- _Problems to work on_:
1. Transcribe the Barbarian Boom article word for word, starting with "It was time." and going on through "much to offer.".
2. Write the next part of the Barbarian Boom article, picking up right after its final sentence.

- _Reading text_:
-----

Ellsworth’s Cinema of Swords – The Barbarian Boom (Part 1)

Ellsworth’s Cinema of Swords – The Barbarian Boom (Part 1)

Hawk the Slayer (1980)

The Eighties Barbarian Boom didn’t start with Conan the Barbarian (1982), though its long pre-release hype train certainly primed the pump. In truth, the market was ripe for such films, and by mid-1981, a number of other sword-and-sorcery movies were in production or pre-production. The genre had been bubbling its way up in other mass media throughout the Seventies, Dungeons & Dragons co-designer Gary Gygax had come to Hollywood talking it up, and the largely heroic fantasy Choose Your Own Adventure paperbacks were selling millions of copies.

It was time. The barbarians were here, and they would rule the next decade. But they had a bit of a rocky start.

Hawk the Slayer

Rating: **
Origin: UK, 1980
Director: Terry Marcel
Source: Network DVD

This was the first movie of the Eighties Barbarian Boom, released fully a year and a half before Conan the Barbarian. It’s fondly remembered by fantasy fans of a certain age, but beyond nostalgia it doesn’t have much to offer.

It establishes its allegiance to the sword and sorcery genre in its first 30 seconds, which show a lone armored warrior riding through dark woods towards a castle where an old wise man sits by a glowing, mystic pool. The warrior is the evil Voltan (Jack Palance) and the wise man his father, who refuses to give him the “secret of power,” so Voltan deals him a mortal blow, laughs, and leaves. As he’s dying, in comes his second son, Hawk (John Terry, in his first role), to whom his father bequeaths a magic weapon, the Mindsword, which can do… magic stuff. “Voltan, you will die!” Hawk vows, his sword’s green gem glowing luridly.

-----

- _Supplied information_:
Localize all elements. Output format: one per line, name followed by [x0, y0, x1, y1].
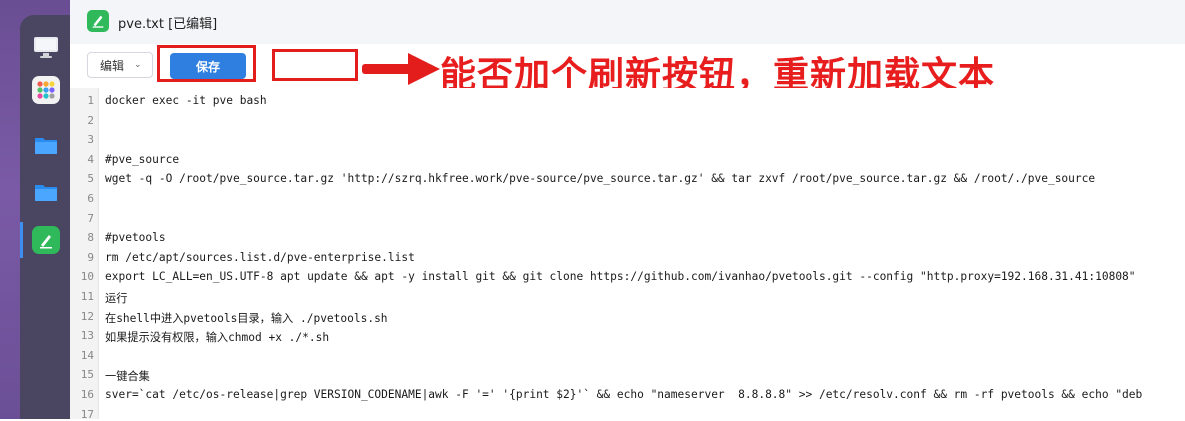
- line-number: 14: [80, 348, 94, 362]
- line-number: 7: [87, 211, 94, 225]
- line-number-gutter: 1 2 3 4 5 6 7 8 9 10 11 12 13 14 15 16 17: [70, 88, 99, 421]
- code-line: rm /etc/apt/sources.list.d/pve-enterpris…: [105, 250, 415, 264]
- line-number: 5: [87, 172, 94, 186]
- dock-active-indicator: [20, 222, 23, 258]
- code-line: wget -q -O /root/pve_source.tar.gz 'http…: [105, 172, 1096, 186]
- line-number: 1: [87, 94, 94, 107]
- code-line: 在shell中进入pvetools目录，输入 ./pvetools.sh: [105, 311, 388, 325]
- arrow-icon: [362, 53, 440, 85]
- chevron-down-icon: ⌄: [134, 60, 142, 70]
- text-editor[interactable]: 1 2 3 4 5 6 7 8 9 10 11 12 13 14 15 16 17 docker exec -i…: [70, 88, 1185, 421]
- edit-menu-label: 编辑: [100, 58, 125, 73]
- code-line: export LC_ALL=en_US.UTF-8 apt update && …: [105, 270, 1136, 284]
- code-line: #pve_source: [105, 152, 180, 166]
- title-bar: pve.txt [已编辑]: [70, 0, 1185, 45]
- code-line: docker exec -it pve bash: [105, 94, 267, 107]
- code-line: 一键合集: [105, 370, 150, 384]
- line-number: 2: [87, 113, 94, 127]
- code-line: #pvetools: [105, 231, 166, 245]
- edit-menu-dropdown[interactable]: 编辑 ⌄: [87, 52, 153, 78]
- line-number: 11: [80, 290, 94, 303]
- folder-icon[interactable]: [32, 178, 60, 206]
- text-editor-app-icon: [87, 10, 109, 32]
- line-number: 13: [80, 329, 94, 343]
- line-number: 16: [80, 388, 94, 401]
- dock: [0, 0, 70, 419]
- window-title: pve.txt [已编辑]: [118, 17, 218, 32]
- line-number: 9: [87, 250, 94, 264]
- line-number: 12: [80, 309, 94, 323]
- proposed-refresh-button-box: [272, 49, 358, 81]
- line-number: 6: [87, 192, 94, 205]
- line-number: 15: [80, 368, 94, 382]
- line-number: 3: [87, 133, 94, 147]
- line-number: 8: [87, 231, 94, 245]
- code-line: 如果提示没有权限，输入chmod +x ./*.sh: [105, 331, 330, 345]
- app-grid-icon[interactable]: [32, 76, 60, 104]
- code-line: 运行: [105, 292, 128, 305]
- folder-icon[interactable]: [32, 131, 60, 159]
- code-line: sver=`cat /etc/os-release|grep VERSION_C…: [105, 388, 1143, 401]
- text-editor-icon[interactable]: [32, 226, 60, 254]
- save-highlight-box: [157, 45, 256, 82]
- line-number: 4: [87, 152, 94, 166]
- monitor-icon[interactable]: [32, 33, 60, 61]
- line-number: 10: [80, 270, 94, 284]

-----

- _Expected responses_:
1.
It was time. The barbarians were here, and they would rule the next decade. But they had a bit of a rocky start.

Hawk the Slayer

Rating: **
Origin: UK, 1980
Director: Terry Marcel
Source: Network DVD

This was the first movie of the Eighties Barbarian Boom, released fully a year and a half before Conan the Barbarian. It’s fondly remembered by fantasy fans of a certain age, but beyond nostalgia it doesn’t have much to offer.

2.
Voltan is a bad man, he has a bad son, Drogo (Shane Briant), and a gang of bad warriors. They slaughter a village, but one good crossbowman escapes, and though wounded, he goes to warn an abbey of good nuns that the bad men are approaching. Voltan invades the abbey and kidnaps the abbess, despite the crossbowman’s attempts to defend her, demanding 2,000 gold pieces as the abbess’s ransom. The crossbowman sets out to find the one man who can save the abbess and stop Voltan, his brother Hawk, who is in the north woods protecting innocents from evil bandits by acting like a Spaghetti Western badass (only with a magic sword).

When he hears about Voltan’s warrior band, Hawk decides he needs backup and calls together his old D&D party, adding to the crossbowman a dwarf, an elf, a giant, and a spooky sorceress who comes and goes as needed. There follows a confused series of back-and-forth fights between Hawk’s party and Voltan’s thugs, interrupted by flashbacks explaining why Hawk and Voltan hate each other (thwarted jealous love, as usual), leading to a final confrontation between the brothers.

The main thing this film has going for it is a charming earnestness, a belief that you can hang a python on a branch and throw a handful of dry ice into a pool and thereby turn an English woodlot into a fantasy forest. Producer Harry Robertson and Director Terry Marcel, who wrote the script together, are in love with the tropes of the sword and sorcery genre and just thrilled to be able to put them on the screen. And their American stars have some capable support from British character actors like Roy Kinnear, Harry Andrews, and Patrick Magee — it’s just not enough.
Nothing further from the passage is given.